··· RECORDS SHOWN ···

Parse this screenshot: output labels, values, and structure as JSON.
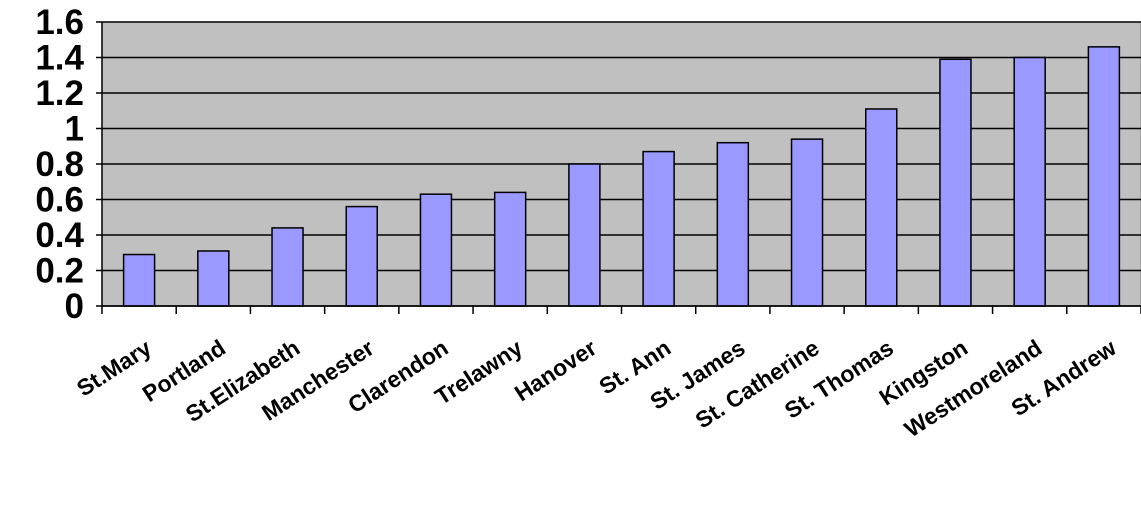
{
  "chart_data": {
    "type": "bar",
    "title": "",
    "xlabel": "",
    "ylabel": "",
    "categories": [
      "St.Mary",
      "Portland",
      "St.Elizabeth",
      "Manchester",
      "Clarendon",
      "Trelawny",
      "Hanover",
      "St. Ann",
      "St. James",
      "St. Catherine",
      "St. Thomas",
      "Kingston",
      "Westmoreland",
      "St. Andrew"
    ],
    "values": [
      0.29,
      0.31,
      0.44,
      0.56,
      0.63,
      0.64,
      0.8,
      0.87,
      0.92,
      0.94,
      1.11,
      1.39,
      1.4,
      1.46
    ],
    "ylim": [
      0,
      1.6
    ],
    "yticks": [
      "0",
      "0.2",
      "0.4",
      "0.6",
      "0.8",
      "1",
      "1.2",
      "1.4",
      "1.6"
    ],
    "grid": true,
    "legend": "none",
    "colors": {
      "plot_background": "#c0c0c0",
      "bar_fill": "#9999ff",
      "bar_stroke": "#000000",
      "gridline": "#000000"
    }
  }
}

···

Gather from the records above every line containing the string "values".

Parse this screenshot: output labels, values, and structure as JSON.
    "values": [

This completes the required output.